**TASK DESCRIPTION:**
Repeat every line of the material, character for character.

++++++

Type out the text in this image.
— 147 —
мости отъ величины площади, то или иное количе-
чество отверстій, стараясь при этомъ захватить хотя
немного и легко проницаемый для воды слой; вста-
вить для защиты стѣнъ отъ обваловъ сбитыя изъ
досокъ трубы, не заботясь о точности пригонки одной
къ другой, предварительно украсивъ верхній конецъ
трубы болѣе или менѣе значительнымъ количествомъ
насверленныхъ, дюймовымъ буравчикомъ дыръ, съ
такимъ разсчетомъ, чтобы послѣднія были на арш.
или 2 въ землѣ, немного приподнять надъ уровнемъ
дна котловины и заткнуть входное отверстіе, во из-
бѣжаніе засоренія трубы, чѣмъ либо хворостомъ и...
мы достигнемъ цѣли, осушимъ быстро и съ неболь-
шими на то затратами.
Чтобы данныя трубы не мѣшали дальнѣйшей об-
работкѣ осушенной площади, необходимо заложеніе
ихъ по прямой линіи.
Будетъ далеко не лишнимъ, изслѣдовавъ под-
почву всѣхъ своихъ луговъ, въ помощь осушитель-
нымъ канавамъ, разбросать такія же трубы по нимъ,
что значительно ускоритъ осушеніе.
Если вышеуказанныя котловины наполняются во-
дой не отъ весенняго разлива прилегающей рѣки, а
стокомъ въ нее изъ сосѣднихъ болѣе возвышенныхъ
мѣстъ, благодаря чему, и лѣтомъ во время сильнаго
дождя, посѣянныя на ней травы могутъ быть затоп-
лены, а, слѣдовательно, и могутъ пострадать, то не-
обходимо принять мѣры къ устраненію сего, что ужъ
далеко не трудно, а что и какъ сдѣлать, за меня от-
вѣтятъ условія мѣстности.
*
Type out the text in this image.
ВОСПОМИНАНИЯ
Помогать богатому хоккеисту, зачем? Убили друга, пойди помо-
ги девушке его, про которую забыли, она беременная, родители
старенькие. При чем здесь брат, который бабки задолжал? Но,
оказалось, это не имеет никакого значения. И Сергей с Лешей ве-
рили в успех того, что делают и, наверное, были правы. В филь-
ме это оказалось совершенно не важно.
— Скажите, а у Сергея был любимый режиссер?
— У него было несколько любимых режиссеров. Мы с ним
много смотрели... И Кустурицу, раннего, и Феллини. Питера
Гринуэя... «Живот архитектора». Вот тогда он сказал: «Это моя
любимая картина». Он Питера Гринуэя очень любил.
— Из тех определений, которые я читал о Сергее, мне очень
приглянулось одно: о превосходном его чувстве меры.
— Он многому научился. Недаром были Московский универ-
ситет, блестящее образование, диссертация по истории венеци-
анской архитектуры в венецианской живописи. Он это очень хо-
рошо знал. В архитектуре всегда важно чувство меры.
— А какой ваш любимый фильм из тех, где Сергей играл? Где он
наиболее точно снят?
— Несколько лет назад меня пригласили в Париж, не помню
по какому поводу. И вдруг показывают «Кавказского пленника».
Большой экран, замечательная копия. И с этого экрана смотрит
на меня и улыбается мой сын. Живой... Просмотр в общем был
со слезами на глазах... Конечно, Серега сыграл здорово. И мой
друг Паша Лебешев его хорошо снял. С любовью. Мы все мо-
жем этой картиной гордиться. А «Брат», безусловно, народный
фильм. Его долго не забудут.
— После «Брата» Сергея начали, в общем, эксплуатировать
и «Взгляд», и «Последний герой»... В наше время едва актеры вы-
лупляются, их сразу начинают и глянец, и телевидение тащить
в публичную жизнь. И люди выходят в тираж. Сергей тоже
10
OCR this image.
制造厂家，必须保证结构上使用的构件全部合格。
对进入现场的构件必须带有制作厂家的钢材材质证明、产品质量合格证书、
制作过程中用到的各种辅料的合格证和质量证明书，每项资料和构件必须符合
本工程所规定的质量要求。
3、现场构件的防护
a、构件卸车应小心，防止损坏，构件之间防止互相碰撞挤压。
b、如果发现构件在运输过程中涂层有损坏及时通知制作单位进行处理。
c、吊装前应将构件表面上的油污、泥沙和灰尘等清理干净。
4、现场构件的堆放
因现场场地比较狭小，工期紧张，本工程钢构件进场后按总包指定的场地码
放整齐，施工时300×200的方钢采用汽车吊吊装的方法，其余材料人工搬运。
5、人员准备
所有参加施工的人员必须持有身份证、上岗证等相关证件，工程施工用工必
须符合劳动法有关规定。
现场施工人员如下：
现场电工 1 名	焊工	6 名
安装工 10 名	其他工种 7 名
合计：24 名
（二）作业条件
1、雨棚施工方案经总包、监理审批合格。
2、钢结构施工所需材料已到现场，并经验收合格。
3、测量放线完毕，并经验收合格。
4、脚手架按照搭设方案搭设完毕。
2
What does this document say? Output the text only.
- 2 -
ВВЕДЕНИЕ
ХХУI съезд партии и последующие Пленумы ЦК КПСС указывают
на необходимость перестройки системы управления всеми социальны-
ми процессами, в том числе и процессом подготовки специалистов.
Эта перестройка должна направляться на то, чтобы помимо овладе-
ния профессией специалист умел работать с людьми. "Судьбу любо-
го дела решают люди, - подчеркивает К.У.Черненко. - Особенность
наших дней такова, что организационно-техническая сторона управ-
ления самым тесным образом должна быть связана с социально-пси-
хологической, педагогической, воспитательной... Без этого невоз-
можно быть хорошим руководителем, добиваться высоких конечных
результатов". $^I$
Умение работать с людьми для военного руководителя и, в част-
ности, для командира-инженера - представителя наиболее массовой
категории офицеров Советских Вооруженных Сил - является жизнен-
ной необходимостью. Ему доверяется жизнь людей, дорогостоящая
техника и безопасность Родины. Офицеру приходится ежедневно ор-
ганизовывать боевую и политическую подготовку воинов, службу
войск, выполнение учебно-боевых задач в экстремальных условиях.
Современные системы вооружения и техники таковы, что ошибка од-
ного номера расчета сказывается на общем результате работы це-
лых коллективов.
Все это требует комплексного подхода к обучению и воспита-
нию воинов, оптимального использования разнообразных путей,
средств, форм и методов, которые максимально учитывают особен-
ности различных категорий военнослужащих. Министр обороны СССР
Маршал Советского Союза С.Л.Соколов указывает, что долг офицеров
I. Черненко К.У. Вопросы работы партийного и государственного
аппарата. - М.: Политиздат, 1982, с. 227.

++++++

**WORKED SOLUTION:**
Type out the text in this image.
— 147 —
мости отъ величины площади, то или иное количе-
чество отверстій, стараясь при этомъ захватить хотя
немного и легко проницаемый для воды слой; вста-
вить для защиты стѣнъ отъ обваловъ сбитыя изъ
досокъ трубы, не заботясь о точности пригонки одной
къ другой, предварительно украсивъ верхній конецъ
трубы болѣе или менѣе значительнымъ количествомъ
насверленныхъ, дюймовымъ буравчикомъ дыръ, съ
такимъ разсчетомъ, чтобы послѣднія были на арш.
или 2 въ землѣ, немного приподнять надъ уровнемъ
дна котловины и заткнуть входное отверстіе, во из-
бѣжаніе засоренія трубы, чѣмъ либо хворостомъ и...
мы достигнемъ цѣли, осушимъ быстро и съ неболь-
шими на то затратами.
Чтобы данныя трубы не мѣшали дальнѣйшей об-
работкѣ осушенной площади, необходимо заложеніе
ихъ по прямой линіи.
Будетъ далеко не лишнимъ, изслѣдовавъ под-
почву всѣхъ своихъ луговъ, въ помощь осушитель-
нымъ канавамъ, разбросать такія же трубы по нимъ,
что значительно ускоритъ осушеніе.
Если вышеуказанныя котловины наполняются во-
дой не отъ весенняго разлива прилегающей рѣки, а
стокомъ въ нее изъ сосѣднихъ болѣе возвышенныхъ
мѣстъ, благодаря чему, и лѣтомъ во время сильнаго
дождя, посѣянныя на ней травы могутъ быть затоп-
лены, а, слѣдовательно, и могутъ пострадать, то не-
обходимо принять мѣры къ устраненію сего, что ужъ
далеко не трудно, а что и какъ сдѣлать, за меня от-
вѣтятъ условія мѣстности.
*
Type out the text in this image.
ВОСПОМИНАНИЯ
Помогать богатому хоккеисту, зачем? Убили друга, пойди помо-
ги девушке его, про которую забыли, она беременная, родители
старенькие. При чем здесь брат, который бабки задолжал? Но,
оказалось, это не имеет никакого значения. И Сергей с Лешей ве-
рили в успех того, что делают и, наверное, были правы. В филь-
ме это оказалось совершенно не важно.
— Скажите, а у Сергея был любимый режиссер?
— У него было несколько любимых режиссеров. Мы с ним
много смотрели... И Кустурицу, раннего, и Феллини. Питера
Гринуэя... «Живот архитектора». Вот тогда он сказал: «Это моя
любимая картина». Он Питера Гринуэя очень любил.
— Из тех определений, которые я читал о Сергее, мне очень
приглянулось одно: о превосходном его чувстве меры.
— Он многому научился. Недаром были Московский универ-
ситет, блестящее образование, диссертация по истории венеци-
анской архитектуры в венецианской живописи. Он это очень хо-
рошо знал. В архитектуре всегда важно чувство меры.
— А какой ваш любимый фильм из тех, где Сергей играл? Где он
наиболее точно снят?
— Несколько лет назад меня пригласили в Париж, не помню
по какому поводу. И вдруг показывают «Кавказского пленника».
Большой экран, замечательная копия. И с этого экрана смотрит
на меня и улыбается мой сын. Живой... Просмотр в общем был
со слезами на глазах... Конечно, Серега сыграл здорово. И мой
друг Паша Лебешев его хорошо снял. С любовью. Мы все мо-
жем этой картиной гордиться. А «Брат», безусловно, народный
фильм. Его долго не забудут.
— После «Брата» Сергея начали, в общем, эксплуатировать
и «Взгляд», и «Последний герой»... В наше время едва актеры вы-
лупляются, их сразу начинают и глянец, и телевидение тащить
в публичную жизнь. И люди выходят в тираж. Сергей тоже
10
OCR this image.
制造厂家，必须保证结构上使用的构件全部合格。
对进入现场的构件必须带有制作厂家的钢材材质证明、产品质量合格证书、
制作过程中用到的各种辅料的合格证和质量证明书，每项资料和构件必须符合
本工程所规定的质量要求。
3、现场构件的防护
a、构件卸车应小心，防止损坏，构件之间防止互相碰撞挤压。
b、如果发现构件在运输过程中涂层有损坏及时通知制作单位进行处理。
c、吊装前应将构件表面上的油污、泥沙和灰尘等清理干净。
4、现场构件的堆放
因现场场地比较狭小，工期紧张，本工程钢构件进场后按总包指定的场地码
放整齐，施工时300×200的方钢采用汽车吊吊装的方法，其余材料人工搬运。
5、人员准备
所有参加施工的人员必须持有身份证、上岗证等相关证件，工程施工用工必
须符合劳动法有关规定。
现场施工人员如下：
现场电工 1 名	焊工	6 名
安装工 10 名	其他工种 7 名
合计：24 名
（二）作业条件
1、雨棚施工方案经总包、监理审批合格。
2、钢结构施工所需材料已到现场，并经验收合格。
3、测量放线完毕，并经验收合格。
4、脚手架按照搭设方案搭设完毕。
2
What does this document say? Output the text only.
- 2 -
ВВЕДЕНИЕ
ХХУI съезд партии и последующие Пленумы ЦК КПСС указывают
на необходимость перестройки системы управления всеми социальны-
ми процессами, в том числе и процессом подготовки специалистов.
Эта перестройка должна направляться на то, чтобы помимо овладе-
ния профессией специалист умел работать с людьми. "Судьбу любо-
го дела решают люди, - подчеркивает К.У.Черненко. - Особенность
наших дней такова, что организационно-техническая сторона управ-
ления самым тесным образом должна быть связана с социально-пси-
хологической, педагогической, воспитательной... Без этого невоз-
можно быть хорошим руководителем, добиваться высоких конечных
результатов". $^I$
Умение работать с людьми для военного руководителя и, в част-
ности, для командира-инженера - представителя наиболее массовой
категории офицеров Советских Вооруженных Сил - является жизнен-
ной необходимостью. Ему доверяется жизнь людей, дорогостоящая
техника и безопасность Родины. Офицеру приходится ежедневно ор-
ганизовывать боевую и политическую подготовку воинов, службу
войск, выполнение учебно-боевых задач в экстремальных условиях.
Современные системы вооружения и техники таковы, что ошибка од-
ного номера расчета сказывается на общем результате работы це-
лых коллективов.
Все это требует комплексного подхода к обучению и воспита-
нию воинов, оптимального использования разнообразных путей,
средств, форм и методов, которые максимально учитывают особен-
ности различных категорий военнослужащих. Министр обороны СССР
Маршал Советского Союза С.Л.Соколов указывает, что долг офицеров
I. Черненко К.У. Вопросы работы партийного и государственного
аппарата. - М.: Политиздат, 1982, с. 227.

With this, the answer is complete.